In this exercise, return only the lines that run from the line with "Give me the" to the end of the entries below, both included. Pictures are not copied.
DATA TO PROCESS start
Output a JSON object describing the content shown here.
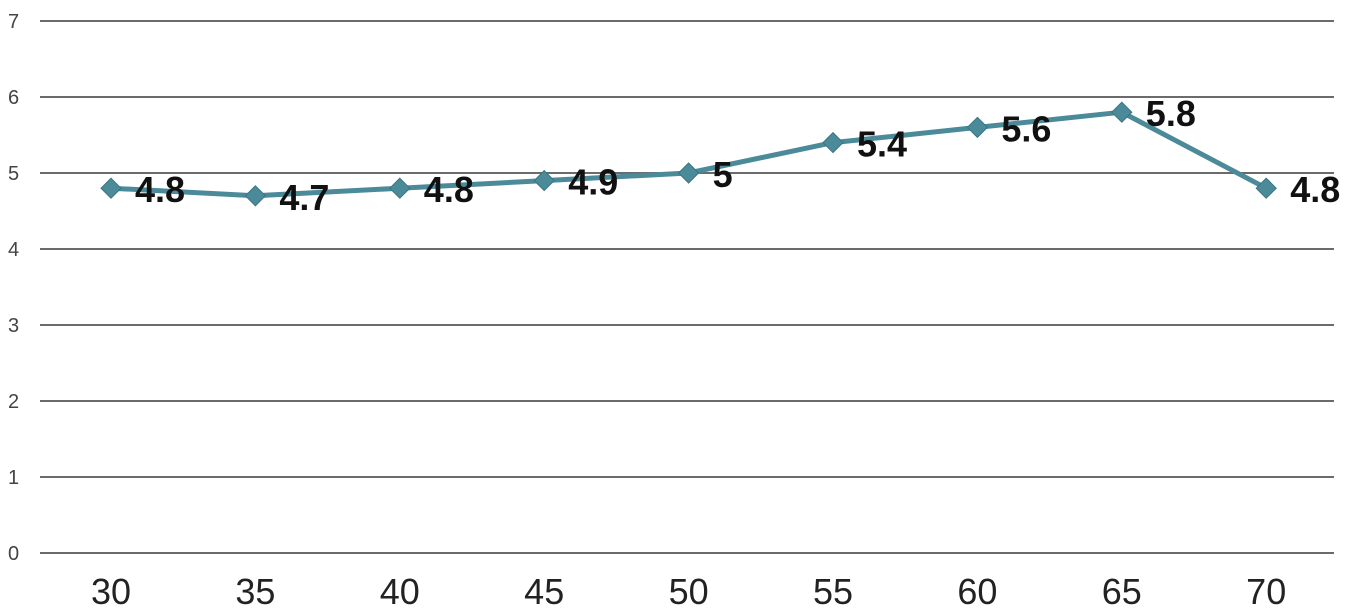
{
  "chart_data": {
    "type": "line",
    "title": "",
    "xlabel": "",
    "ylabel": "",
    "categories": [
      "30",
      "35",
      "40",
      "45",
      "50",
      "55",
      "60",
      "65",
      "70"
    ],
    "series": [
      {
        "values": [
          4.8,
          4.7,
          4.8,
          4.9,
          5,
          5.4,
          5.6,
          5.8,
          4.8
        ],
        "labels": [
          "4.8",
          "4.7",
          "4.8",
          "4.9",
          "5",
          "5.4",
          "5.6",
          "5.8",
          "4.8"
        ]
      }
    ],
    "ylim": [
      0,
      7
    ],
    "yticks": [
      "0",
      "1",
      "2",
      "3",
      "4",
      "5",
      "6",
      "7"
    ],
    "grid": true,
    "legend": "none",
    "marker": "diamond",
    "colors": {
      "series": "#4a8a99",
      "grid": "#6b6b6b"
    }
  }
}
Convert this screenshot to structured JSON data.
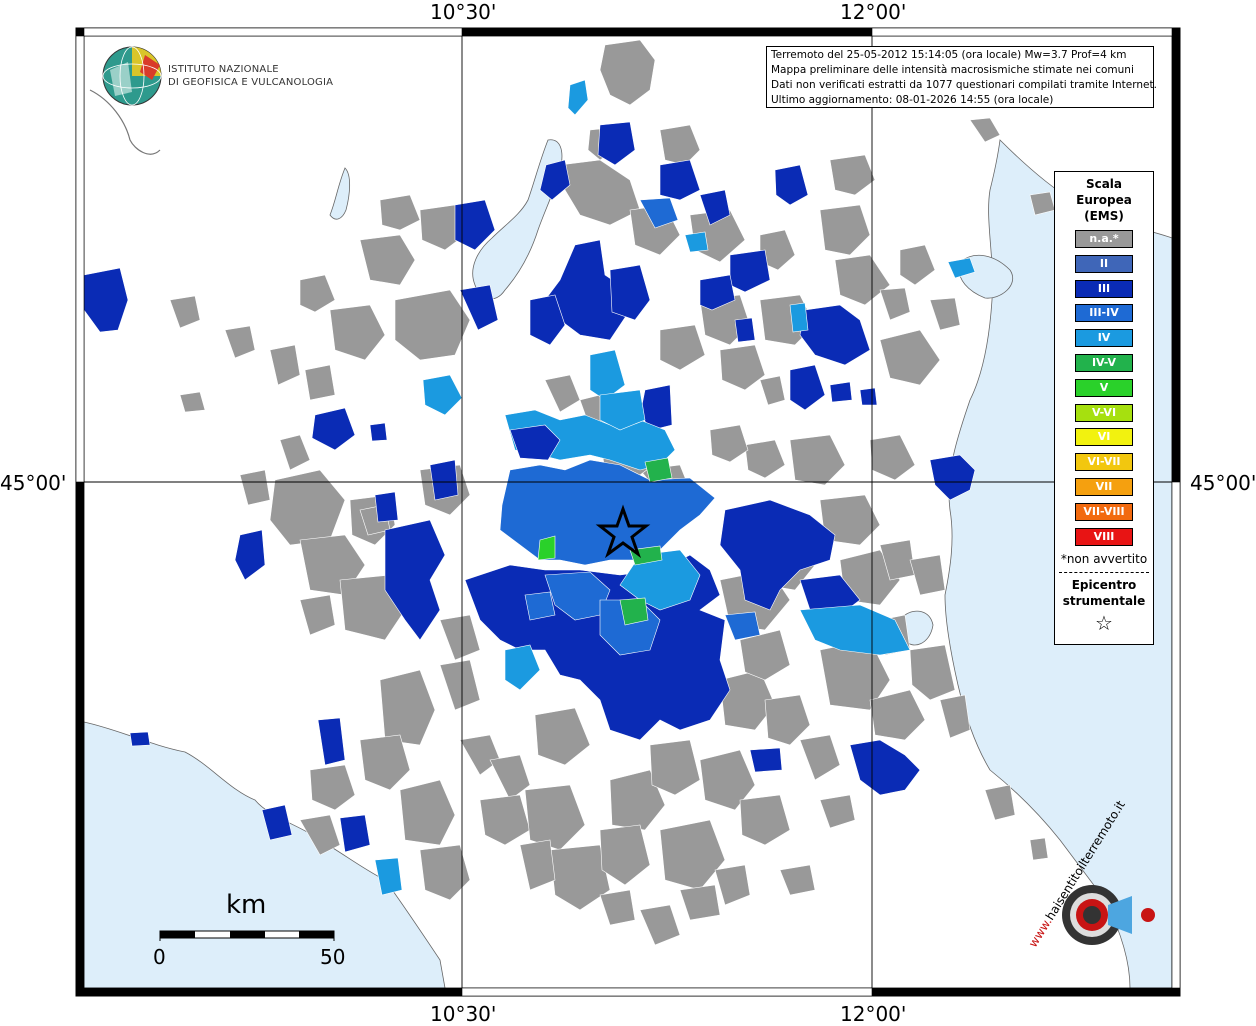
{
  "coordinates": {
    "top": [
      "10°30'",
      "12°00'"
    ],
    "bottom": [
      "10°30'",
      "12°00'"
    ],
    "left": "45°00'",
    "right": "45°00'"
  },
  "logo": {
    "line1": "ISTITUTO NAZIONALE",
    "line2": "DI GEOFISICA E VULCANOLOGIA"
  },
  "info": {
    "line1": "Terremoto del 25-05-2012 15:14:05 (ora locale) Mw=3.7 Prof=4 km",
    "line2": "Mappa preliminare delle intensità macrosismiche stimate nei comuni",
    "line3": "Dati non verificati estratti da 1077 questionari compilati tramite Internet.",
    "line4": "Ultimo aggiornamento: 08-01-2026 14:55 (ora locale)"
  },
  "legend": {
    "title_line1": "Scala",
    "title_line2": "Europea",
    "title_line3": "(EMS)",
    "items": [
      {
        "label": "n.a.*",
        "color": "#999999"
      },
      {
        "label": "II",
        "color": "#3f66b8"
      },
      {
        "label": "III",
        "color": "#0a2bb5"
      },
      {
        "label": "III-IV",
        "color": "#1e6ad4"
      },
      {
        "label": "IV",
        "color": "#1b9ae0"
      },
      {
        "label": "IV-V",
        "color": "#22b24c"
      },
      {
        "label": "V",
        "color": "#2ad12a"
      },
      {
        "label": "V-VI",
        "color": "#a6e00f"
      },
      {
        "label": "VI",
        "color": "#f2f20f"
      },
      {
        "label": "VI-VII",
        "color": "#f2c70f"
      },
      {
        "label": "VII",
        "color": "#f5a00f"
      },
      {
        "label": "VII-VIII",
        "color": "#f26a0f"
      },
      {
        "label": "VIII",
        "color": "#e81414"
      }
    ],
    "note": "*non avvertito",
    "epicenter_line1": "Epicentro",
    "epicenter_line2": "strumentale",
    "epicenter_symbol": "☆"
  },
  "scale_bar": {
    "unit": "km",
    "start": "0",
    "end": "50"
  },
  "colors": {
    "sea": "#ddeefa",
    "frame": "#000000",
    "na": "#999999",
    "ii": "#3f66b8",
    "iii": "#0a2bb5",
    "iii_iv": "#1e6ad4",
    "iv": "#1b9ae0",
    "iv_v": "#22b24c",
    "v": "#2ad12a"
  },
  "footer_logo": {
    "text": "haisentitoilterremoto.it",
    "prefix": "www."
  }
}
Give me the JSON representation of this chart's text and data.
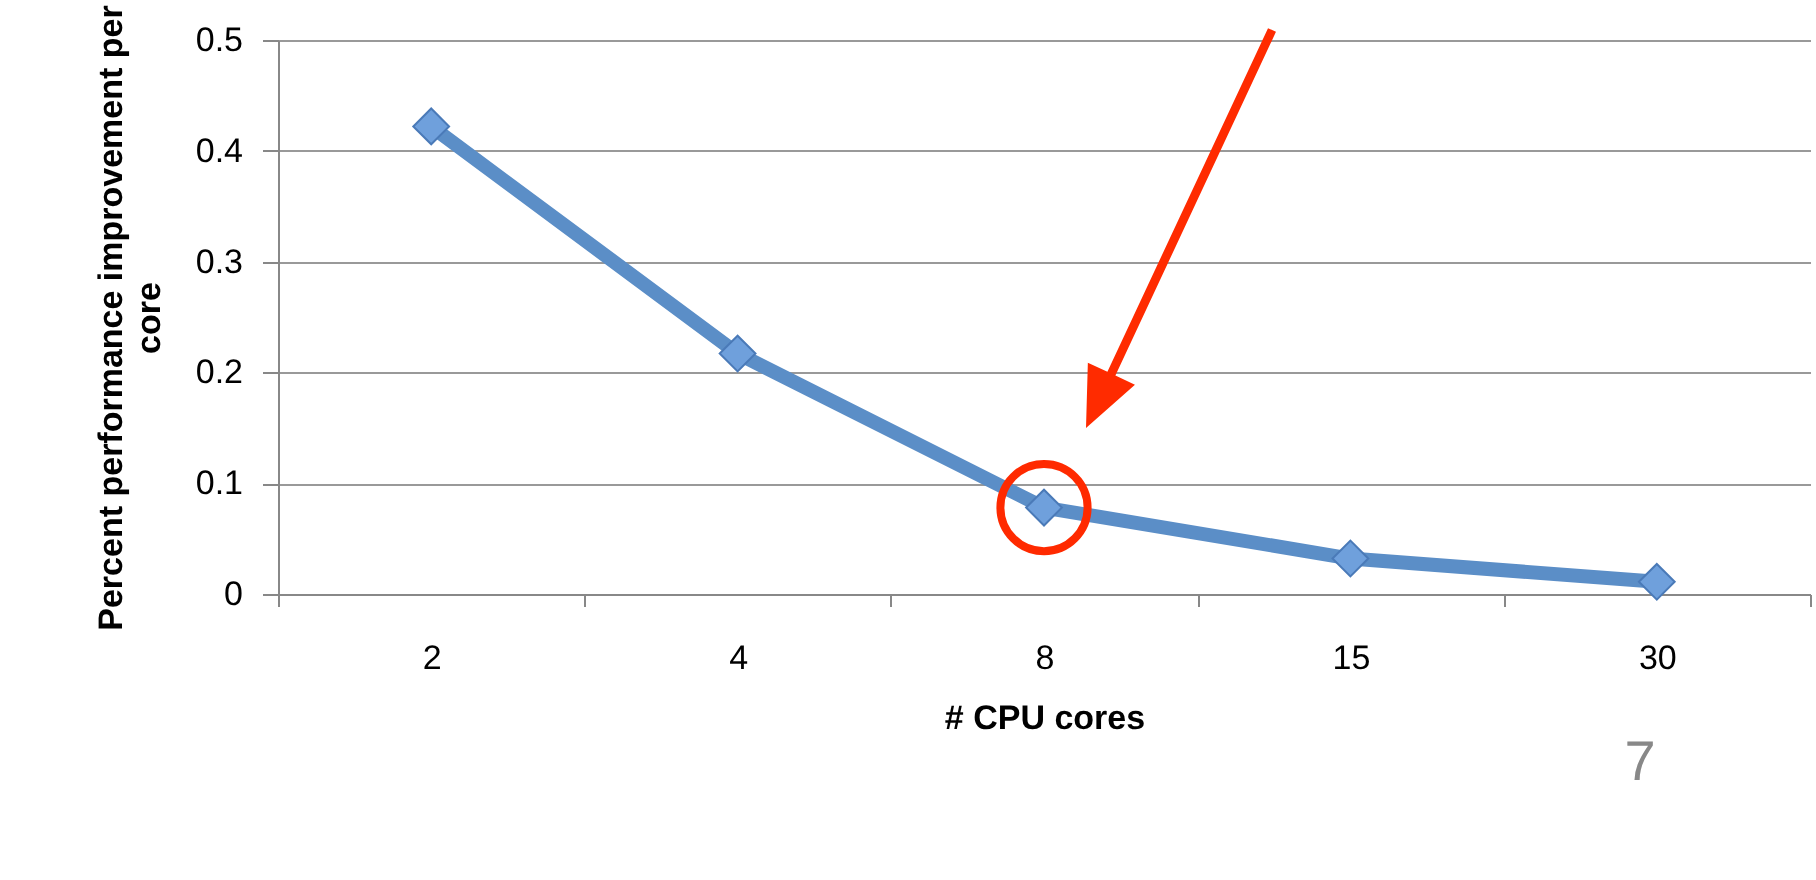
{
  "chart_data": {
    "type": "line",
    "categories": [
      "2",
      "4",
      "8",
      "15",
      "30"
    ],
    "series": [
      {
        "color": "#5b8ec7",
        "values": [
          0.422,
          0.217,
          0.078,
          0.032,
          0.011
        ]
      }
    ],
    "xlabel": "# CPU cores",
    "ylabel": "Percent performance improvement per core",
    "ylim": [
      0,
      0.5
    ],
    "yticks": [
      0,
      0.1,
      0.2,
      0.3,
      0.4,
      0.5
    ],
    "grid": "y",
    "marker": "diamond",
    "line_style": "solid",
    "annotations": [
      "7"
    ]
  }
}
DATA TO PROCESS end
### RESULT FOR THIS TASK:
Give me the JSON representation of this chart's text and data.
{
  "chart_data": {
    "type": "line",
    "categories": [
      "2",
      "4",
      "8",
      "15",
      "30"
    ],
    "series": [
      {
        "color": "#5b8ec7",
        "values": [
          0.422,
          0.217,
          0.078,
          0.032,
          0.011
        ]
      }
    ],
    "xlabel": "# CPU cores",
    "ylabel": "Percent performance improvement per core",
    "ylim": [
      0,
      0.5
    ],
    "yticks": [
      0,
      0.1,
      0.2,
      0.3,
      0.4,
      0.5
    ],
    "grid": "y",
    "marker": "diamond",
    "line_style": "solid",
    "annotations": [
      "7"
    ]
  }
}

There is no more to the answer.